DIRECTIONS FOR THIS TASK
Will you transcribe all the entries word for word, skipping the pictures they hold?

RECORDS TO USE

++++++++

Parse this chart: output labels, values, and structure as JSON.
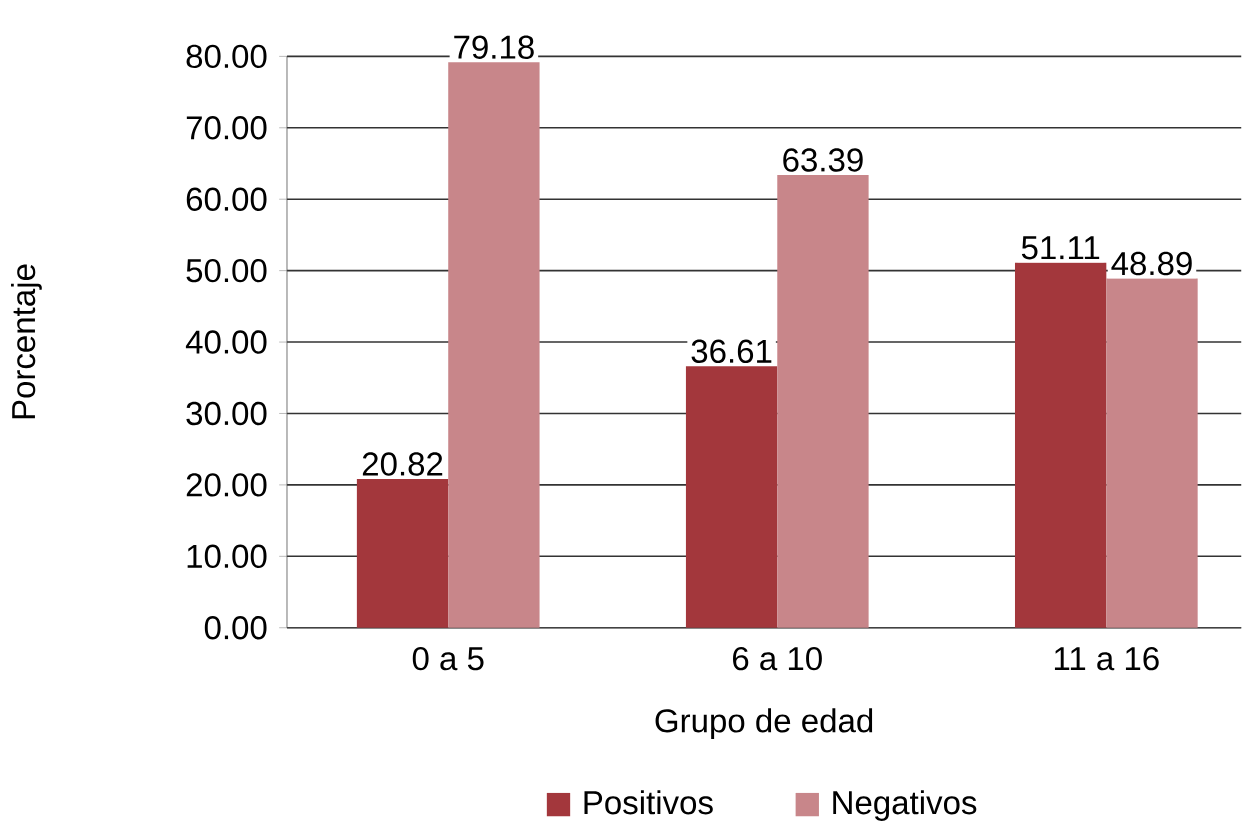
{
  "chart_data": {
    "type": "bar",
    "xlabel": "Grupo de edad",
    "ylabel": "Porcentaje",
    "categories": [
      "0 a 5",
      "6 a 10",
      "11 a 16"
    ],
    "series": [
      {
        "name": "Positivos",
        "color": "#a3373c",
        "values": [
          20.82,
          36.61,
          51.11
        ]
      },
      {
        "name": "Negativos",
        "color": "#c8868a",
        "values": [
          79.18,
          63.39,
          48.89
        ]
      }
    ],
    "ylim": [
      0,
      80
    ],
    "yticks": [
      {
        "value": 0,
        "label": "0.00"
      },
      {
        "value": 10,
        "label": "10.00"
      },
      {
        "value": 20,
        "label": "20.00"
      },
      {
        "value": 30,
        "label": "30.00"
      },
      {
        "value": 40,
        "label": "40.00"
      },
      {
        "value": 50,
        "label": "50.00"
      },
      {
        "value": 60,
        "label": "60.00"
      },
      {
        "value": 70,
        "label": "70.00"
      },
      {
        "value": 80,
        "label": "80.00"
      }
    ],
    "grid": "y",
    "data_labels": true,
    "legend": "bottom"
  }
}
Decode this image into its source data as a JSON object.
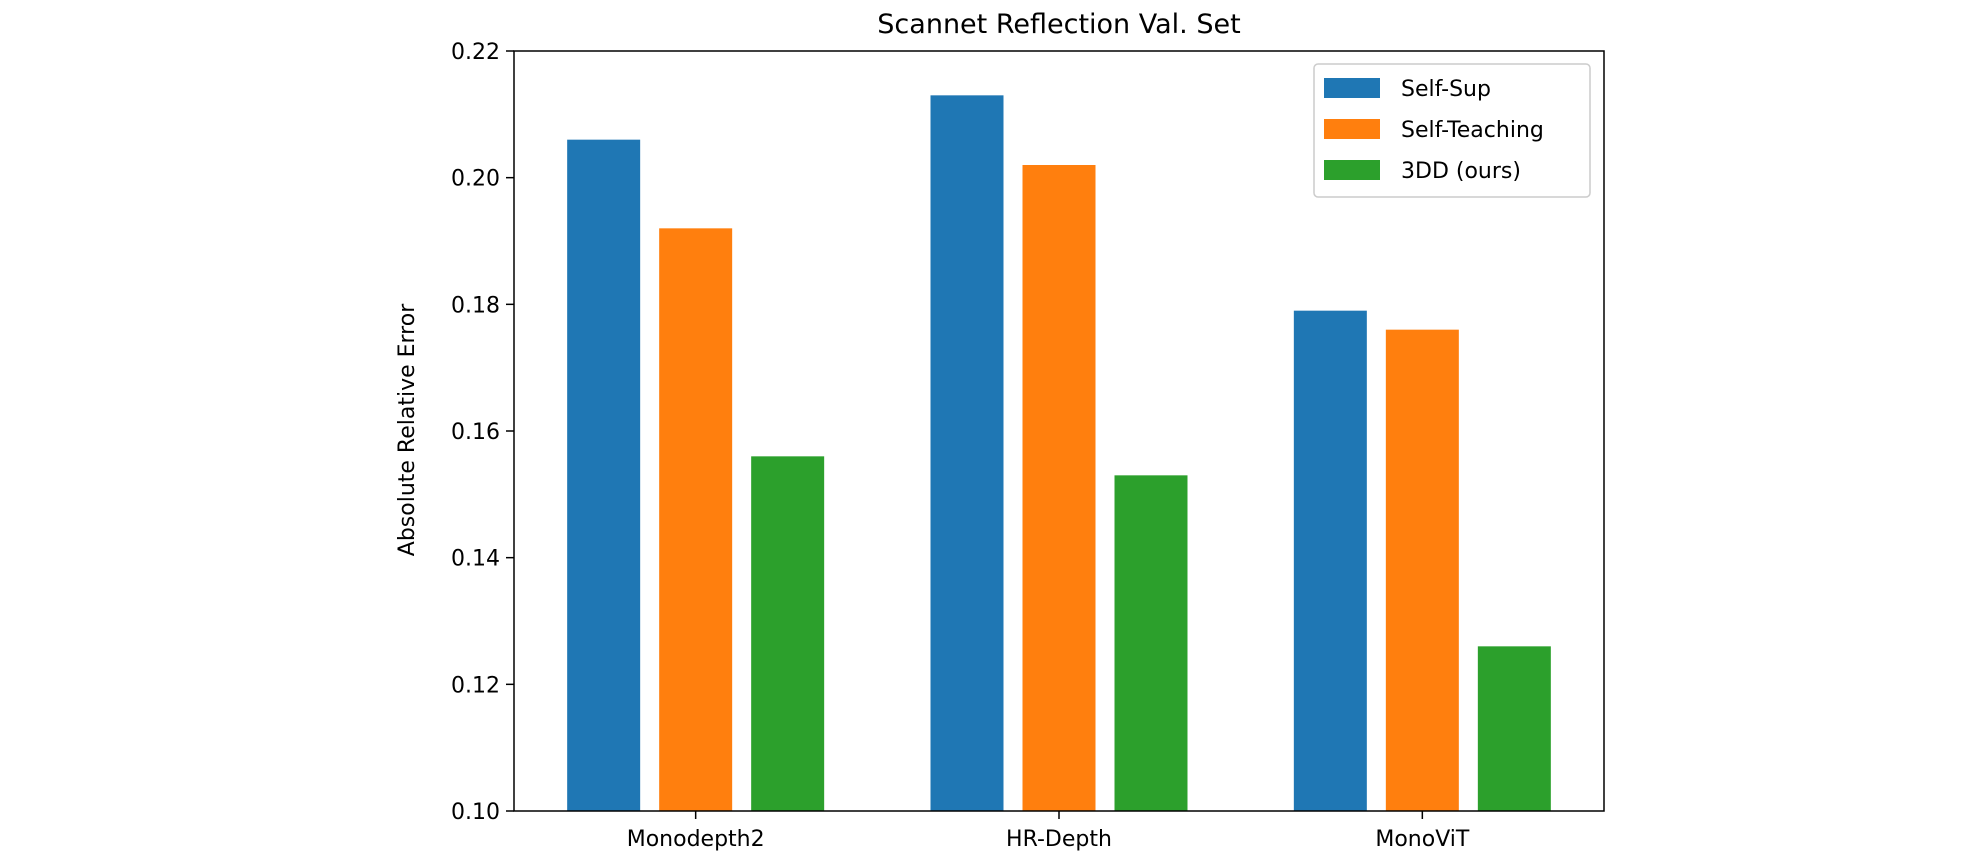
{
  "chart_data": {
    "type": "bar",
    "title": "Scannet Reflection Val. Set",
    "xlabel": "",
    "ylabel": "Absolute Relative Error",
    "categories": [
      "Monodepth2",
      "HR-Depth",
      "MonoViT"
    ],
    "series": [
      {
        "name": "Self-Sup",
        "color": "#1f77b4",
        "values": [
          0.206,
          0.213,
          0.179
        ]
      },
      {
        "name": "Self-Teaching",
        "color": "#ff7f0e",
        "values": [
          0.192,
          0.202,
          0.176
        ]
      },
      {
        "name": "3DD (ours)",
        "color": "#2ca02c",
        "values": [
          0.156,
          0.153,
          0.126
        ]
      }
    ],
    "ylim": [
      0.1,
      0.22
    ],
    "yticks": [
      "0.10",
      "0.12",
      "0.14",
      "0.16",
      "0.18",
      "0.20",
      "0.22"
    ],
    "grid": false,
    "legend_position": "top-right"
  }
}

++++++++

ANSWER TO THE EXERCISE
Parse this chart: output labels, values, and structure as JSON.
{
  "chart_data": {
    "type": "bar",
    "xlabel": "Grupo de edad",
    "ylabel": "Porcentaje",
    "categories": [
      "0 a 5",
      "6 a 10",
      "11 a 16"
    ],
    "series": [
      {
        "name": "Positivos",
        "color": "#a3373c",
        "values": [
          20.82,
          36.61,
          51.11
        ]
      },
      {
        "name": "Negativos",
        "color": "#c8868a",
        "values": [
          79.18,
          63.39,
          48.89
        ]
      }
    ],
    "ylim": [
      0,
      80
    ],
    "yticks": [
      {
        "value": 0,
        "label": "0.00"
      },
      {
        "value": 10,
        "label": "10.00"
      },
      {
        "value": 20,
        "label": "20.00"
      },
      {
        "value": 30,
        "label": "30.00"
      },
      {
        "value": 40,
        "label": "40.00"
      },
      {
        "value": 50,
        "label": "50.00"
      },
      {
        "value": 60,
        "label": "60.00"
      },
      {
        "value": 70,
        "label": "70.00"
      },
      {
        "value": 80,
        "label": "80.00"
      }
    ],
    "grid": "y",
    "data_labels": true,
    "legend": "bottom"
  }
}
Decode this image into its source data as a JSON object.
{
  "chart_data": {
    "type": "bar",
    "title": "Scannet Reflection Val. Set",
    "xlabel": "",
    "ylabel": "Absolute Relative Error",
    "categories": [
      "Monodepth2",
      "HR-Depth",
      "MonoViT"
    ],
    "series": [
      {
        "name": "Self-Sup",
        "color": "#1f77b4",
        "values": [
          0.206,
          0.213,
          0.179
        ]
      },
      {
        "name": "Self-Teaching",
        "color": "#ff7f0e",
        "values": [
          0.192,
          0.202,
          0.176
        ]
      },
      {
        "name": "3DD (ours)",
        "color": "#2ca02c",
        "values": [
          0.156,
          0.153,
          0.126
        ]
      }
    ],
    "ylim": [
      0.1,
      0.22
    ],
    "yticks": [
      "0.10",
      "0.12",
      "0.14",
      "0.16",
      "0.18",
      "0.20",
      "0.22"
    ],
    "grid": false,
    "legend_position": "top-right"
  }
}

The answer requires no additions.